Copy the records that follow exactly as written, but not their pictures.

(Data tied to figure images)

····················

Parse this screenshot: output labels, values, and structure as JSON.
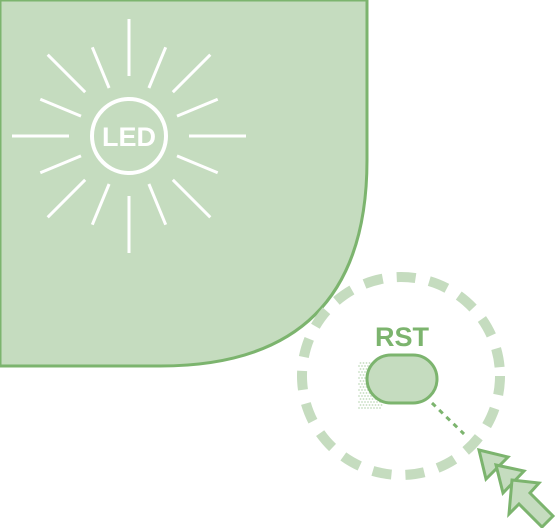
{
  "led": {
    "label": "LED"
  },
  "reset": {
    "label": "RST"
  },
  "colors": {
    "panel_fill": "#c5dcbf",
    "panel_border": "#7cb46e",
    "ray": "#ffffff",
    "button_fill": "#c5dcbf",
    "dashed_ring": "#c5dcbf",
    "arrow_fill": "#c5dcbf",
    "arrow_stroke": "#7cb46e"
  },
  "icons": {
    "led": "light-burst-icon",
    "pointer": "double-arrow-cursor-icon"
  }
}
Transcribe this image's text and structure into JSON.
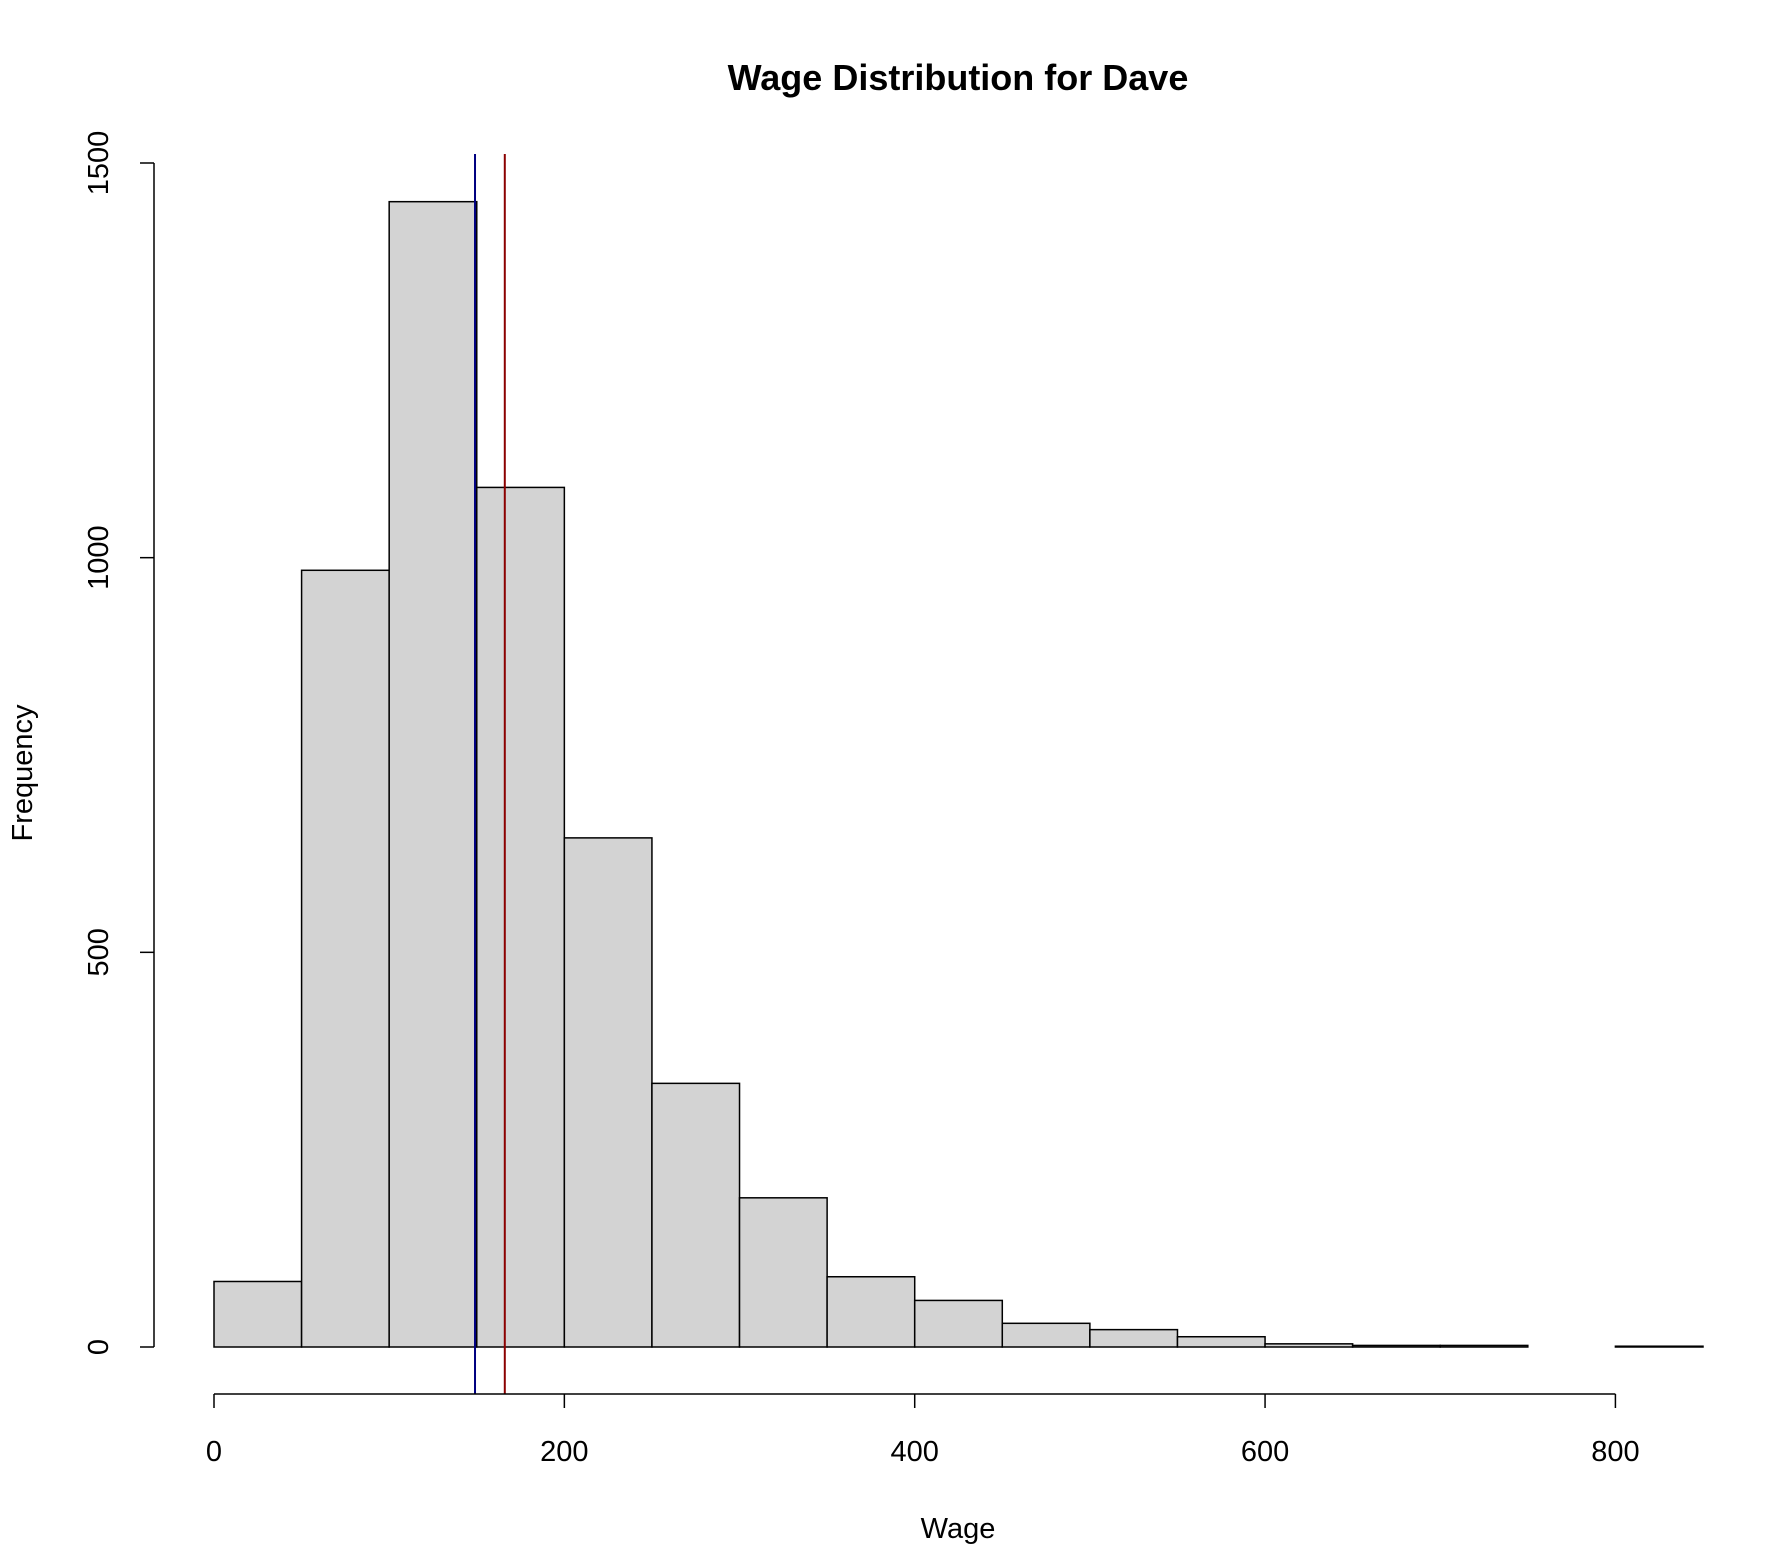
{
  "chart_data": {
    "type": "bar",
    "title": "Wage Distribution for Dave",
    "xlabel": "Wage",
    "ylabel": "Frequency",
    "bin_edges": [
      0,
      50,
      100,
      150,
      200,
      250,
      300,
      350,
      400,
      450,
      500,
      550,
      600,
      650,
      700,
      750,
      800,
      850
    ],
    "values": [
      83,
      984,
      1451,
      1089,
      645,
      334,
      189,
      89,
      59,
      30,
      22,
      13,
      4,
      2,
      2,
      0,
      1
    ],
    "xlim": [
      0,
      850
    ],
    "ylim": [
      0,
      1500
    ],
    "x_ticks": [
      0,
      200,
      400,
      600,
      800
    ],
    "y_ticks": [
      0,
      500,
      1000,
      1500
    ],
    "vlines": [
      {
        "x": 149,
        "color": "#000080"
      },
      {
        "x": 166,
        "color": "#8b0000"
      }
    ],
    "bar_fill": "#d3d3d3",
    "bar_stroke": "#000000",
    "grid": false,
    "legend": "none"
  }
}
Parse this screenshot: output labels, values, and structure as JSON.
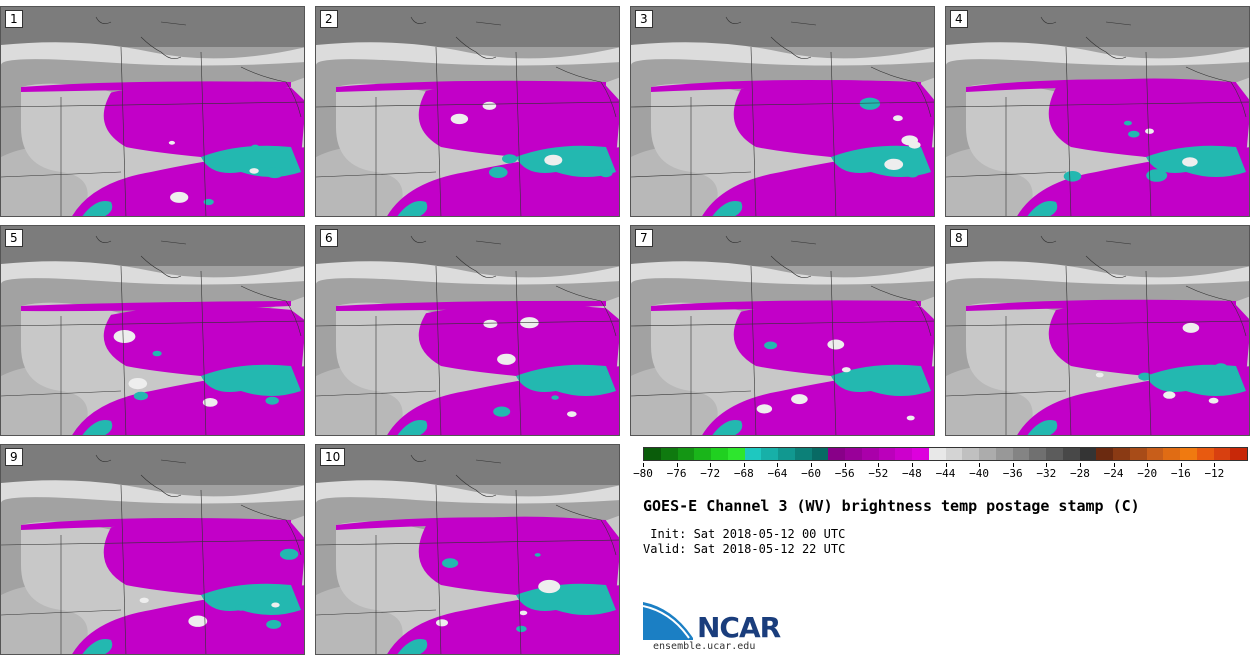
{
  "panels": [
    {
      "label": "1"
    },
    {
      "label": "2"
    },
    {
      "label": "3"
    },
    {
      "label": "4"
    },
    {
      "label": "5"
    },
    {
      "label": "6"
    },
    {
      "label": "7"
    },
    {
      "label": "8"
    },
    {
      "label": "9"
    },
    {
      "label": "10"
    }
  ],
  "colorbar": {
    "ticks": [
      "−80",
      "−76",
      "−72",
      "−68",
      "−64",
      "−60",
      "−56",
      "−52",
      "−48",
      "−44",
      "−40",
      "−36",
      "−32",
      "−28",
      "−24",
      "−20",
      "−16",
      "−12"
    ],
    "colors": [
      "#0a5c0a",
      "#0f7a0f",
      "#149614",
      "#1ab51a",
      "#20d020",
      "#2ee62e",
      "#1ec8c0",
      "#17b0a8",
      "#119890",
      "#0c8078",
      "#086a64",
      "#880088",
      "#990099",
      "#aa00aa",
      "#bb00bb",
      "#cc00cc",
      "#dd00dd",
      "#e8e8e8",
      "#d4d4d4",
      "#c0c0c0",
      "#acacac",
      "#989898",
      "#848484",
      "#707070",
      "#5c5c5c",
      "#484848",
      "#343434",
      "#6b2a10",
      "#8a3a14",
      "#a84c18",
      "#c85e1a",
      "#e06c14",
      "#f07a10",
      "#e85a10",
      "#d84010",
      "#c82808"
    ]
  },
  "title": "GOES-E Channel 3 (WV) brightness temp postage stamp (C)",
  "init": " Init: Sat 2018-05-12 00 UTC",
  "valid": "Valid: Sat 2018-05-12 22 UTC",
  "logo": {
    "text": "NCAR",
    "url": "ensemble.ucar.edu"
  }
}
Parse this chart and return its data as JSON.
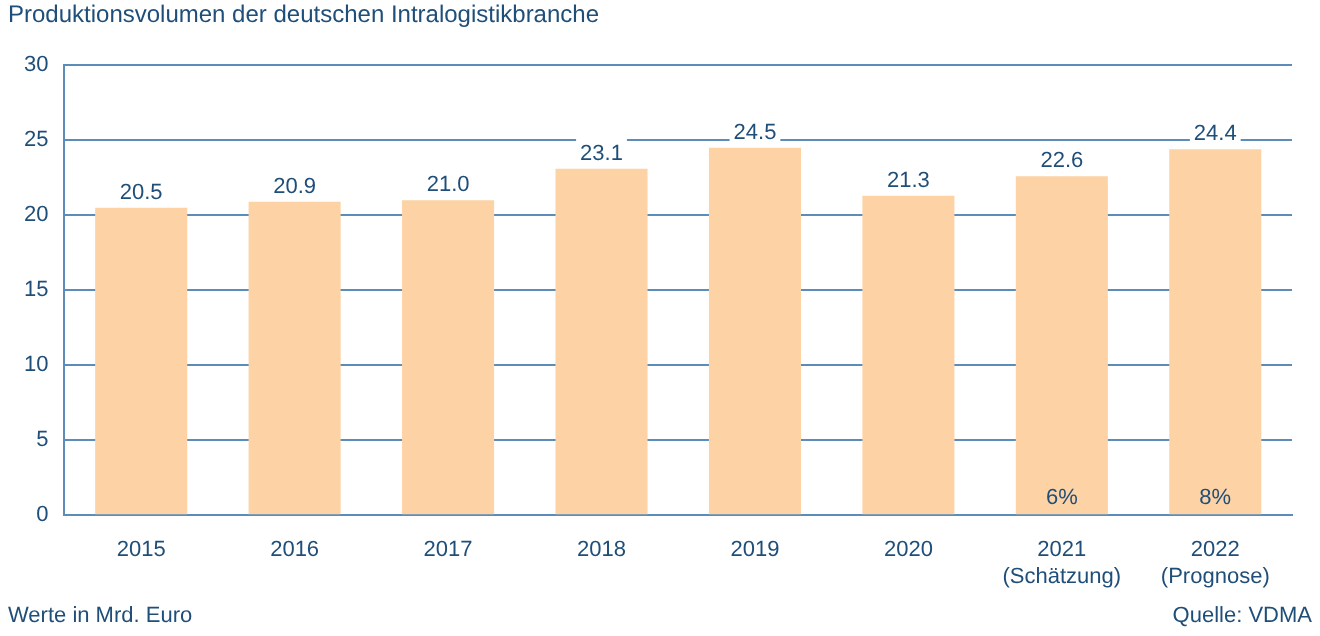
{
  "chart_data": {
    "type": "bar",
    "title": "Produktionsvolumen der deutschen Intralogistikbranche",
    "categories": [
      "2015",
      "2016",
      "2017",
      "2018",
      "2019",
      "2020",
      "2021\n(Schätzung)",
      "2022\n(Prognose)"
    ],
    "values": [
      20.5,
      20.9,
      21.0,
      23.1,
      24.5,
      21.3,
      22.6,
      24.4
    ],
    "value_labels": [
      "20.5",
      "20.9",
      "21.0",
      "23.1",
      "24.5",
      "21.3",
      "22.6",
      "24.4"
    ],
    "color": "#fdd3a5",
    "ylim": [
      0,
      30
    ],
    "yticks": [
      0,
      5,
      10,
      15,
      20,
      25,
      30
    ],
    "grid": "y",
    "annotations": [
      "6%",
      "8%",
      "Werte in Mrd. Euro",
      "Quelle: VDMA"
    ]
  }
}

····················

● Completed task
Parse this screenshot: output labels, values, and structure as JSON.
{
  "led": {
    "label": "LED"
  },
  "reset": {
    "label": "RST"
  },
  "colors": {
    "panel_fill": "#c5dcbf",
    "panel_border": "#7cb46e",
    "ray": "#ffffff",
    "button_fill": "#c5dcbf",
    "dashed_ring": "#c5dcbf",
    "arrow_fill": "#c5dcbf",
    "arrow_stroke": "#7cb46e"
  },
  "icons": {
    "led": "light-burst-icon",
    "pointer": "double-arrow-cursor-icon"
  }
}
Transcribe this image's text and structure into JSON.
{
  "chart_data": {
    "type": "bar",
    "title": "Wage Distribution for Dave",
    "xlabel": "Wage",
    "ylabel": "Frequency",
    "bin_edges": [
      0,
      50,
      100,
      150,
      200,
      250,
      300,
      350,
      400,
      450,
      500,
      550,
      600,
      650,
      700,
      750,
      800,
      850
    ],
    "values": [
      83,
      984,
      1451,
      1089,
      645,
      334,
      189,
      89,
      59,
      30,
      22,
      13,
      4,
      2,
      2,
      0,
      1
    ],
    "xlim": [
      0,
      850
    ],
    "ylim": [
      0,
      1500
    ],
    "x_ticks": [
      0,
      200,
      400,
      600,
      800
    ],
    "y_ticks": [
      0,
      500,
      1000,
      1500
    ],
    "vlines": [
      {
        "x": 149,
        "color": "#000080"
      },
      {
        "x": 166,
        "color": "#8b0000"
      }
    ],
    "bar_fill": "#d3d3d3",
    "bar_stroke": "#000000",
    "grid": false,
    "legend": "none"
  }
}
Parse this screenshot: output labels, values, and structure as JSON.
{
  "panels": [
    {
      "label": "1"
    },
    {
      "label": "2"
    },
    {
      "label": "3"
    },
    {
      "label": "4"
    },
    {
      "label": "5"
    },
    {
      "label": "6"
    },
    {
      "label": "7"
    },
    {
      "label": "8"
    },
    {
      "label": "9"
    },
    {
      "label": "10"
    }
  ],
  "colorbar": {
    "ticks": [
      "−80",
      "−76",
      "−72",
      "−68",
      "−64",
      "−60",
      "−56",
      "−52",
      "−48",
      "−44",
      "−40",
      "−36",
      "−32",
      "−28",
      "−24",
      "−20",
      "−16",
      "−12"
    ],
    "colors": [
      "#0a5c0a",
      "#0f7a0f",
      "#149614",
      "#1ab51a",
      "#20d020",
      "#2ee62e",
      "#1ec8c0",
      "#17b0a8",
      "#119890",
      "#0c8078",
      "#086a64",
      "#880088",
      "#990099",
      "#aa00aa",
      "#bb00bb",
      "#cc00cc",
      "#dd00dd",
      "#e8e8e8",
      "#d4d4d4",
      "#c0c0c0",
      "#acacac",
      "#989898",
      "#848484",
      "#707070",
      "#5c5c5c",
      "#484848",
      "#343434",
      "#6b2a10",
      "#8a3a14",
      "#a84c18",
      "#c85e1a",
      "#e06c14",
      "#f07a10",
      "#e85a10",
      "#d84010",
      "#c82808"
    ]
  },
  "title": "GOES-E Channel 3 (WV) brightness temp postage stamp (C)",
  "init": " Init: Sat 2018-05-12 00 UTC",
  "valid": "Valid: Sat 2018-05-12 22 UTC",
  "logo": {
    "text": "NCAR",
    "url": "ensemble.ucar.edu"
  }
}
Parse this chart and return its data as JSON.
{
  "chart_data": {
    "type": "bar",
    "title": "Produktionsvolumen der deutschen Intralogistikbranche",
    "categories": [
      "2015",
      "2016",
      "2017",
      "2018",
      "2019",
      "2020",
      "2021\n(Schätzung)",
      "2022\n(Prognose)"
    ],
    "values": [
      20.5,
      20.9,
      21.0,
      23.1,
      24.5,
      21.3,
      22.6,
      24.4
    ],
    "value_labels": [
      "20.5",
      "20.9",
      "21.0",
      "23.1",
      "24.5",
      "21.3",
      "22.6",
      "24.4"
    ],
    "color": "#fdd3a5",
    "ylim": [
      0,
      30
    ],
    "yticks": [
      0,
      5,
      10,
      15,
      20,
      25,
      30
    ],
    "grid": "y",
    "annotations": [
      "6%",
      "8%",
      "Werte in Mrd. Euro",
      "Quelle: VDMA"
    ]
  }
}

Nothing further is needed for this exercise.